**Exercise brief**. Render the following material again verbatim, leaving nothing out.

**Raw data**.
---------------
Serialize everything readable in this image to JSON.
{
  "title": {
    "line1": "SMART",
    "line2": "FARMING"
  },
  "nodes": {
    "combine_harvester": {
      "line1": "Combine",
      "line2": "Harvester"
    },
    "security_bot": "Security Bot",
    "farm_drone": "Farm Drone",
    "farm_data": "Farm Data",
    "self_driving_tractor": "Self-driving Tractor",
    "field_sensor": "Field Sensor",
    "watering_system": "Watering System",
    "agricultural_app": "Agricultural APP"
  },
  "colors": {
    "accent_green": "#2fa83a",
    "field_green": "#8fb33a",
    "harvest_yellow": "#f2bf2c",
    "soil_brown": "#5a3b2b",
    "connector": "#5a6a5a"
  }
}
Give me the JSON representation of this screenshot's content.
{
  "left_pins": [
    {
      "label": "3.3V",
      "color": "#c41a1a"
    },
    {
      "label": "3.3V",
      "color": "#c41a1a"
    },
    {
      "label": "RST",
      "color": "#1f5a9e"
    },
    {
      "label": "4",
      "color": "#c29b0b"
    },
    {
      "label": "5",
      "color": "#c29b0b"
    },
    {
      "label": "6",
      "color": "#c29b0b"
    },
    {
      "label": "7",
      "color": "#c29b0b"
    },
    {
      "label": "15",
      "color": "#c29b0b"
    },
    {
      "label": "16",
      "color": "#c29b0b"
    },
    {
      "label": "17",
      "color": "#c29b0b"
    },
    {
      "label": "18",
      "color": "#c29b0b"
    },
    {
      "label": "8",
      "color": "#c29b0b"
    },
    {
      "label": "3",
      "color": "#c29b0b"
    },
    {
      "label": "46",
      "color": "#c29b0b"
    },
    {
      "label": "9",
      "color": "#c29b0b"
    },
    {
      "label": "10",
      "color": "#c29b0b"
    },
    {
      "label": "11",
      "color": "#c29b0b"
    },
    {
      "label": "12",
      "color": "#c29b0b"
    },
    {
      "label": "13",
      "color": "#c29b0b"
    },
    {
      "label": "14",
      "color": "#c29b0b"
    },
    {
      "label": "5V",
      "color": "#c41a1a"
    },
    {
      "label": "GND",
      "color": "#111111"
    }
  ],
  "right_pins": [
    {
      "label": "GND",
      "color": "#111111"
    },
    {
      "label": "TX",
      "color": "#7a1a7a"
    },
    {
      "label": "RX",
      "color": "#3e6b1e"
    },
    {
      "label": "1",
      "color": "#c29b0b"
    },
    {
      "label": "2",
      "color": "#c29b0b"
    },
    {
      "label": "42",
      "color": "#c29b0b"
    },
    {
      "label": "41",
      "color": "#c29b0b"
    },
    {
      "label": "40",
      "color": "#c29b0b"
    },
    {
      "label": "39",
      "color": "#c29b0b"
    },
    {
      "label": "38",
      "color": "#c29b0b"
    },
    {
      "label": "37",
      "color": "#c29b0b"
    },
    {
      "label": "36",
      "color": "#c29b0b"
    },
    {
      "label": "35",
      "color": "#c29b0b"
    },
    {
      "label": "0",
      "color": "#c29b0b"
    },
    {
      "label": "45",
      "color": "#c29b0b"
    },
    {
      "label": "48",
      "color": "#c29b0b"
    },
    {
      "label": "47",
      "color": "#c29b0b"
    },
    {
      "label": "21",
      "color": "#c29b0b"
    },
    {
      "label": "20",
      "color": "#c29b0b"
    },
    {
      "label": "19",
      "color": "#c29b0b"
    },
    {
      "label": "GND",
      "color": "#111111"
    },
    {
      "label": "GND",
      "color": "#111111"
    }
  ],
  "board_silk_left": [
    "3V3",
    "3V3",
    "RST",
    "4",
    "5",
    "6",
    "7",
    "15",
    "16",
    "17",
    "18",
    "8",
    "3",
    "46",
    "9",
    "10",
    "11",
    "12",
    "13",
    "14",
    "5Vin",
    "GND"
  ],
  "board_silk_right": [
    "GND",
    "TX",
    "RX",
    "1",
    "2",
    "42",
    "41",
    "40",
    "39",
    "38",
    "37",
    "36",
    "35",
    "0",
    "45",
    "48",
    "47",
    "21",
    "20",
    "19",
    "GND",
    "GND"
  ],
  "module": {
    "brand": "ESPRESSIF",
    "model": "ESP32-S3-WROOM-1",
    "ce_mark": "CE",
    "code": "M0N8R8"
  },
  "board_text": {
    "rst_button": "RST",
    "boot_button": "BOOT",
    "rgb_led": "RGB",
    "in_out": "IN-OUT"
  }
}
---------------
**Right answer**.
Serialize everything readable in this image to JSON.
{
  "title": {
    "line1": "SMART",
    "line2": "FARMING"
  },
  "nodes": {
    "combine_harvester": {
      "line1": "Combine",
      "line2": "Harvester"
    },
    "security_bot": "Security Bot",
    "farm_drone": "Farm Drone",
    "farm_data": "Farm Data",
    "self_driving_tractor": "Self-driving Tractor",
    "field_sensor": "Field Sensor",
    "watering_system": "Watering System",
    "agricultural_app": "Agricultural APP"
  },
  "colors": {
    "accent_green": "#2fa83a",
    "field_green": "#8fb33a",
    "harvest_yellow": "#f2bf2c",
    "soil_brown": "#5a3b2b",
    "connector": "#5a6a5a"
  }
}
Give me the JSON representation of this screenshot's content.
{
  "left_pins": [
    {
      "label": "3.3V",
      "color": "#c41a1a"
    },
    {
      "label": "3.3V",
      "color": "#c41a1a"
    },
    {
      "label": "RST",
      "color": "#1f5a9e"
    },
    {
      "label": "4",
      "color": "#c29b0b"
    },
    {
      "label": "5",
      "color": "#c29b0b"
    },
    {
      "label": "6",
      "color": "#c29b0b"
    },
    {
      "label": "7",
      "color": "#c29b0b"
    },
    {
      "label": "15",
      "color": "#c29b0b"
    },
    {
      "label": "16",
      "color": "#c29b0b"
    },
    {
      "label": "17",
      "color": "#c29b0b"
    },
    {
      "label": "18",
      "color": "#c29b0b"
    },
    {
      "label": "8",
      "color": "#c29b0b"
    },
    {
      "label": "3",
      "color": "#c29b0b"
    },
    {
      "label": "46",
      "color": "#c29b0b"
    },
    {
      "label": "9",
      "color": "#c29b0b"
    },
    {
      "label": "10",
      "color": "#c29b0b"
    },
    {
      "label": "11",
      "color": "#c29b0b"
    },
    {
      "label": "12",
      "color": "#c29b0b"
    },
    {
      "label": "13",
      "color": "#c29b0b"
    },
    {
      "label": "14",
      "color": "#c29b0b"
    },
    {
      "label": "5V",
      "color": "#c41a1a"
    },
    {
      "label": "GND",
      "color": "#111111"
    }
  ],
  "right_pins": [
    {
      "label": "GND",
      "color": "#111111"
    },
    {
      "label": "TX",
      "color": "#7a1a7a"
    },
    {
      "label": "RX",
      "color": "#3e6b1e"
    },
    {
      "label": "1",
      "color": "#c29b0b"
    },
    {
      "label": "2",
      "color": "#c29b0b"
    },
    {
      "label": "42",
      "color": "#c29b0b"
    },
    {
      "label": "41",
      "color": "#c29b0b"
    },
    {
      "label": "40",
      "color": "#c29b0b"
    },
    {
      "label": "39",
      "color": "#c29b0b"
    },
    {
      "label": "38",
      "color": "#c29b0b"
    },
    {
      "label": "37",
      "color": "#c29b0b"
    },
    {
      "label": "36",
      "color": "#c29b0b"
    },
    {
      "label": "35",
      "color": "#c29b0b"
    },
    {
      "label": "0",
      "color": "#c29b0b"
    },
    {
      "label": "45",
      "color": "#c29b0b"
    },
    {
      "label": "48",
      "color": "#c29b0b"
    },
    {
      "label": "47",
      "color": "#c29b0b"
    },
    {
      "label": "21",
      "color": "#c29b0b"
    },
    {
      "label": "20",
      "color": "#c29b0b"
    },
    {
      "label": "19",
      "color": "#c29b0b"
    },
    {
      "label": "GND",
      "color": "#111111"
    },
    {
      "label": "GND",
      "color": "#111111"
    }
  ],
  "board_silk_left": [
    "3V3",
    "3V3",
    "RST",
    "4",
    "5",
    "6",
    "7",
    "15",
    "16",
    "17",
    "18",
    "8",
    "3",
    "46",
    "9",
    "10",
    "11",
    "12",
    "13",
    "14",
    "5Vin",
    "GND"
  ],
  "board_silk_right": [
    "GND",
    "TX",
    "RX",
    "1",
    "2",
    "42",
    "41",
    "40",
    "39",
    "38",
    "37",
    "36",
    "35",
    "0",
    "45",
    "48",
    "47",
    "21",
    "20",
    "19",
    "GND",
    "GND"
  ],
  "module": {
    "brand": "ESPRESSIF",
    "model": "ESP32-S3-WROOM-1",
    "ce_mark": "CE",
    "code": "M0N8R8"
  },
  "board_text": {
    "rst_button": "RST",
    "boot_button": "BOOT",
    "rgb_led": "RGB",
    "in_out": "IN-OUT"
  }
}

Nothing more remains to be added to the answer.